Rows from a figure dataset:
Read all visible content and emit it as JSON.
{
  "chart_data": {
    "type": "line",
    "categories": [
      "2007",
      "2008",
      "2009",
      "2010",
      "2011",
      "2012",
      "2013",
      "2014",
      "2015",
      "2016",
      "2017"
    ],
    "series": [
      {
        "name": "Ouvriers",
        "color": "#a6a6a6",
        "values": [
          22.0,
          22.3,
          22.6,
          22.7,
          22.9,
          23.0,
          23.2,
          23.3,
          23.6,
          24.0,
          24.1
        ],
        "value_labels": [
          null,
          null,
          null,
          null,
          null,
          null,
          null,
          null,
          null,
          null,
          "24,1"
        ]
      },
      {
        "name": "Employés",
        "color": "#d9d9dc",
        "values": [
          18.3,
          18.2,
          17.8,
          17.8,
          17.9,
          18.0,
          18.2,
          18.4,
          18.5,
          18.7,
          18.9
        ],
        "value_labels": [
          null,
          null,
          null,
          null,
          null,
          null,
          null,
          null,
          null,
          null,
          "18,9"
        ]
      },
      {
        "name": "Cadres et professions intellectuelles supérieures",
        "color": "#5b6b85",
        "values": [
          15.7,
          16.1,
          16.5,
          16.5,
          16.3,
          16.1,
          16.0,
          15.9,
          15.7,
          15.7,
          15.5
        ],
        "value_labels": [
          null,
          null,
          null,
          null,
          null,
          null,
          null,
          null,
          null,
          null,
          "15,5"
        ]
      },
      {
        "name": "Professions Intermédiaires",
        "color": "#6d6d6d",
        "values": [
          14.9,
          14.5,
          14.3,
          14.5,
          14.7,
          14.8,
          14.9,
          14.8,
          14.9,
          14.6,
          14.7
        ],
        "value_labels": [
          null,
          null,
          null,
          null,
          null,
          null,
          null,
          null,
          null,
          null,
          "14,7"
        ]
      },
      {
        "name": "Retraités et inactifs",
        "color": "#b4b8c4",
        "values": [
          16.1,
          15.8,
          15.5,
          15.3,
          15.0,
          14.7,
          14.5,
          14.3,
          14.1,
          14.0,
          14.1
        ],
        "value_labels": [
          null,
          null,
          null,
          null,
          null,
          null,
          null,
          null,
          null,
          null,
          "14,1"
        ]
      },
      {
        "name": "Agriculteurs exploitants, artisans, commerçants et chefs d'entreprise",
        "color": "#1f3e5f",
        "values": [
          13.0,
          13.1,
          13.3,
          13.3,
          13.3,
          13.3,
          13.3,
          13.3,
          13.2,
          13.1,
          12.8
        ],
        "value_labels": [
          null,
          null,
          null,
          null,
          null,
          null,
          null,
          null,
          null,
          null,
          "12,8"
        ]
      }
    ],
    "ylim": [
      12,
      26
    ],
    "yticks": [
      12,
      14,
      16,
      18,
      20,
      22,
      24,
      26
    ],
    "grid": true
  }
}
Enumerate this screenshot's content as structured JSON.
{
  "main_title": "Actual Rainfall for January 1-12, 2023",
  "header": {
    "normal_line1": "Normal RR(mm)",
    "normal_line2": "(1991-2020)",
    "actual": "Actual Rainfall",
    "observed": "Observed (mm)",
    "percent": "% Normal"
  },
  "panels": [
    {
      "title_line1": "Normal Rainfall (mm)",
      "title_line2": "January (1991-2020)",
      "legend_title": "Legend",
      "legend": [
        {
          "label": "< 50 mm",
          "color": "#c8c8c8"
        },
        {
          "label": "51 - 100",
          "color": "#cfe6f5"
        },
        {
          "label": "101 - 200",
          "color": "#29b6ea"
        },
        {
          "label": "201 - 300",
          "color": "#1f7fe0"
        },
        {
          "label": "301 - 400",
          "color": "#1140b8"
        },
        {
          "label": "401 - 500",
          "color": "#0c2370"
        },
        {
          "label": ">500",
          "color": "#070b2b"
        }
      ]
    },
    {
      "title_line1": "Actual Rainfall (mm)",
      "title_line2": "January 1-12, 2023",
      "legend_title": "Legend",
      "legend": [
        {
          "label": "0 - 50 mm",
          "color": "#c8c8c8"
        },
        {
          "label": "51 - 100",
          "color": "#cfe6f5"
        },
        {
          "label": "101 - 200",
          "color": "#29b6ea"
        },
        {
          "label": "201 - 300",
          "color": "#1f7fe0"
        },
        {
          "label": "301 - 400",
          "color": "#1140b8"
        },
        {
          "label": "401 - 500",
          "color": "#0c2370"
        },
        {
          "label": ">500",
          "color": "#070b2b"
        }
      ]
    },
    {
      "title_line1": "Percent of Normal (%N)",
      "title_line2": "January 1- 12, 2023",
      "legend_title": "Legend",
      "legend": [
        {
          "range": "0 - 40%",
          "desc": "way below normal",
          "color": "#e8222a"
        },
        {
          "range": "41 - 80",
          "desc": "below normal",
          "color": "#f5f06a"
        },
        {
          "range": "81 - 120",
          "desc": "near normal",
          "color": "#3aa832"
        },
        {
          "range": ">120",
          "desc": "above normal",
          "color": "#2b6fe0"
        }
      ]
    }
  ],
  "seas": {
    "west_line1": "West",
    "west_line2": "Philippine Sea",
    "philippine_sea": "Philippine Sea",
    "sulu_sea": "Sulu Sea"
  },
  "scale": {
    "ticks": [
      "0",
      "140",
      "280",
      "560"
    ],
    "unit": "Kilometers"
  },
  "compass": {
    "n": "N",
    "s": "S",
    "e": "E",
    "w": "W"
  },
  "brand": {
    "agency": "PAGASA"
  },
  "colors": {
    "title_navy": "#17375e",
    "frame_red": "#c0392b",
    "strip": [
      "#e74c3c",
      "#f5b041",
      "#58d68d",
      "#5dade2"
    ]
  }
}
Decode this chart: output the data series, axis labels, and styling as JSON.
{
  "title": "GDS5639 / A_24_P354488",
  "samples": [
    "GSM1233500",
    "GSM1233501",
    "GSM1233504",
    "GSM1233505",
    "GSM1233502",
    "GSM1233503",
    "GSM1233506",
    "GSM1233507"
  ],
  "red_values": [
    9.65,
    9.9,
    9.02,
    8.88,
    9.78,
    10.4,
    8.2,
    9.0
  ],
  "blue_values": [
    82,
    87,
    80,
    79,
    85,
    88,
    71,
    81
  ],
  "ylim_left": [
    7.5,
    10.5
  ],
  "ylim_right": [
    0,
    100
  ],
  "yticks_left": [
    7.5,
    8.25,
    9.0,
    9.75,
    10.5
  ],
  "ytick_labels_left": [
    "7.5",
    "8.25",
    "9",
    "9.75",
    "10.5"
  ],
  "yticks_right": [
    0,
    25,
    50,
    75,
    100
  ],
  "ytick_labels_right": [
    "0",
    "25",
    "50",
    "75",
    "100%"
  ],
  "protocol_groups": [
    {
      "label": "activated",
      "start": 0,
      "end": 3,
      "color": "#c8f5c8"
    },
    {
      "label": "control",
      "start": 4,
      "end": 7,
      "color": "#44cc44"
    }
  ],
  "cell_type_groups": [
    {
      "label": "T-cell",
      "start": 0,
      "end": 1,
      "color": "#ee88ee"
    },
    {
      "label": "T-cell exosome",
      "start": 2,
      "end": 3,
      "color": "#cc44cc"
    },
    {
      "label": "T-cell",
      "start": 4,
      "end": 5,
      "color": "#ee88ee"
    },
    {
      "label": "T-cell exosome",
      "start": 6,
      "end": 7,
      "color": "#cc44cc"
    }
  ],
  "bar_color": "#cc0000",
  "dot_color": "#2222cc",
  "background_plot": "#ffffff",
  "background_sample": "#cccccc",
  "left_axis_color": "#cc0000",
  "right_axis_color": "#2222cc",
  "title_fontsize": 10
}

Task goal.
Repeat every entry word for word.

Solution for this problem.
Read all visible content and emit it as JSON.
{
  "chart_data": {
    "type": "line",
    "categories": [
      "2007",
      "2008",
      "2009",
      "2010",
      "2011",
      "2012",
      "2013",
      "2014",
      "2015",
      "2016",
      "2017"
    ],
    "series": [
      {
        "name": "Ouvriers",
        "color": "#a6a6a6",
        "values": [
          22.0,
          22.3,
          22.6,
          22.7,
          22.9,
          23.0,
          23.2,
          23.3,
          23.6,
          24.0,
          24.1
        ],
        "value_labels": [
          null,
          null,
          null,
          null,
          null,
          null,
          null,
          null,
          null,
          null,
          "24,1"
        ]
      },
      {
        "name": "Employés",
        "color": "#d9d9dc",
        "values": [
          18.3,
          18.2,
          17.8,
          17.8,
          17.9,
          18.0,
          18.2,
          18.4,
          18.5,
          18.7,
          18.9
        ],
        "value_labels": [
          null,
          null,
          null,
          null,
          null,
          null,
          null,
          null,
          null,
          null,
          "18,9"
        ]
      },
      {
        "name": "Cadres et professions intellectuelles supérieures",
        "color": "#5b6b85",
        "values": [
          15.7,
          16.1,
          16.5,
          16.5,
          16.3,
          16.1,
          16.0,
          15.9,
          15.7,
          15.7,
          15.5
        ],
        "value_labels": [
          null,
          null,
          null,
          null,
          null,
          null,
          null,
          null,
          null,
          null,
          "15,5"
        ]
      },
      {
        "name": "Professions Intermédiaires",
        "color": "#6d6d6d",
        "values": [
          14.9,
          14.5,
          14.3,
          14.5,
          14.7,
          14.8,
          14.9,
          14.8,
          14.9,
          14.6,
          14.7
        ],
        "value_labels": [
          null,
          null,
          null,
          null,
          null,
          null,
          null,
          null,
          null,
          null,
          "14,7"
        ]
      },
      {
        "name": "Retraités et inactifs",
        "color": "#b4b8c4",
        "values": [
          16.1,
          15.8,
          15.5,
          15.3,
          15.0,
          14.7,
          14.5,
          14.3,
          14.1,
          14.0,
          14.1
        ],
        "value_labels": [
          null,
          null,
          null,
          null,
          null,
          null,
          null,
          null,
          null,
          null,
          "14,1"
        ]
      },
      {
        "name": "Agriculteurs exploitants, artisans, commerçants et chefs d'entreprise",
        "color": "#1f3e5f",
        "values": [
          13.0,
          13.1,
          13.3,
          13.3,
          13.3,
          13.3,
          13.3,
          13.3,
          13.2,
          13.1,
          12.8
        ],
        "value_labels": [
          null,
          null,
          null,
          null,
          null,
          null,
          null,
          null,
          null,
          null,
          "12,8"
        ]
      }
    ],
    "ylim": [
      12,
      26
    ],
    "yticks": [
      12,
      14,
      16,
      18,
      20,
      22,
      24,
      26
    ],
    "grid": true
  }
}
Enumerate this screenshot's content as structured JSON.
{
  "main_title": "Actual Rainfall for January 1-12, 2023",
  "header": {
    "normal_line1": "Normal RR(mm)",
    "normal_line2": "(1991-2020)",
    "actual": "Actual Rainfall",
    "observed": "Observed (mm)",
    "percent": "% Normal"
  },
  "panels": [
    {
      "title_line1": "Normal Rainfall (mm)",
      "title_line2": "January (1991-2020)",
      "legend_title": "Legend",
      "legend": [
        {
          "label": "< 50 mm",
          "color": "#c8c8c8"
        },
        {
          "label": "51 - 100",
          "color": "#cfe6f5"
        },
        {
          "label": "101 - 200",
          "color": "#29b6ea"
        },
        {
          "label": "201 - 300",
          "color": "#1f7fe0"
        },
        {
          "label": "301 - 400",
          "color": "#1140b8"
        },
        {
          "label": "401 - 500",
          "color": "#0c2370"
        },
        {
          "label": ">500",
          "color": "#070b2b"
        }
      ]
    },
    {
      "title_line1": "Actual Rainfall (mm)",
      "title_line2": "January 1-12, 2023",
      "legend_title": "Legend",
      "legend": [
        {
          "label": "0 - 50 mm",
          "color": "#c8c8c8"
        },
        {
          "label": "51 - 100",
          "color": "#cfe6f5"
        },
        {
          "label": "101 - 200",
          "color": "#29b6ea"
        },
        {
          "label": "201 - 300",
          "color": "#1f7fe0"
        },
        {
          "label": "301 - 400",
          "color": "#1140b8"
        },
        {
          "label": "401 - 500",
          "color": "#0c2370"
        },
        {
          "label": ">500",
          "color": "#070b2b"
        }
      ]
    },
    {
      "title_line1": "Percent of Normal (%N)",
      "title_line2": "January 1- 12, 2023",
      "legend_title": "Legend",
      "legend": [
        {
          "range": "0 - 40%",
          "desc": "way below normal",
          "color": "#e8222a"
        },
        {
          "range": "41 - 80",
          "desc": "below normal",
          "color": "#f5f06a"
        },
        {
          "range": "81 - 120",
          "desc": "near normal",
          "color": "#3aa832"
        },
        {
          "range": ">120",
          "desc": "above normal",
          "color": "#2b6fe0"
        }
      ]
    }
  ],
  "seas": {
    "west_line1": "West",
    "west_line2": "Philippine Sea",
    "philippine_sea": "Philippine Sea",
    "sulu_sea": "Sulu Sea"
  },
  "scale": {
    "ticks": [
      "0",
      "140",
      "280",
      "560"
    ],
    "unit": "Kilometers"
  },
  "compass": {
    "n": "N",
    "s": "S",
    "e": "E",
    "w": "W"
  },
  "brand": {
    "agency": "PAGASA"
  },
  "colors": {
    "title_navy": "#17375e",
    "frame_red": "#c0392b",
    "strip": [
      "#e74c3c",
      "#f5b041",
      "#58d68d",
      "#5dade2"
    ]
  }
}
Decode this chart: output the data series, axis labels, and styling as JSON.
{
  "title": "GDS5639 / A_24_P354488",
  "samples": [
    "GSM1233500",
    "GSM1233501",
    "GSM1233504",
    "GSM1233505",
    "GSM1233502",
    "GSM1233503",
    "GSM1233506",
    "GSM1233507"
  ],
  "red_values": [
    9.65,
    9.9,
    9.02,
    8.88,
    9.78,
    10.4,
    8.2,
    9.0
  ],
  "blue_values": [
    82,
    87,
    80,
    79,
    85,
    88,
    71,
    81
  ],
  "ylim_left": [
    7.5,
    10.5
  ],
  "ylim_right": [
    0,
    100
  ],
  "yticks_left": [
    7.5,
    8.25,
    9.0,
    9.75,
    10.5
  ],
  "ytick_labels_left": [
    "7.5",
    "8.25",
    "9",
    "9.75",
    "10.5"
  ],
  "yticks_right": [
    0,
    25,
    50,
    75,
    100
  ],
  "ytick_labels_right": [
    "0",
    "25",
    "50",
    "75",
    "100%"
  ],
  "protocol_groups": [
    {
      "label": "activated",
      "start": 0,
      "end": 3,
      "color": "#c8f5c8"
    },
    {
      "label": "control",
      "start": 4,
      "end": 7,
      "color": "#44cc44"
    }
  ],
  "cell_type_groups": [
    {
      "label": "T-cell",
      "start": 0,
      "end": 1,
      "color": "#ee88ee"
    },
    {
      "label": "T-cell exosome",
      "start": 2,
      "end": 3,
      "color": "#cc44cc"
    },
    {
      "label": "T-cell",
      "start": 4,
      "end": 5,
      "color": "#ee88ee"
    },
    {
      "label": "T-cell exosome",
      "start": 6,
      "end": 7,
      "color": "#cc44cc"
    }
  ],
  "bar_color": "#cc0000",
  "dot_color": "#2222cc",
  "background_plot": "#ffffff",
  "background_sample": "#cccccc",
  "left_axis_color": "#cc0000",
  "right_axis_color": "#2222cc",
  "title_fontsize": 10
}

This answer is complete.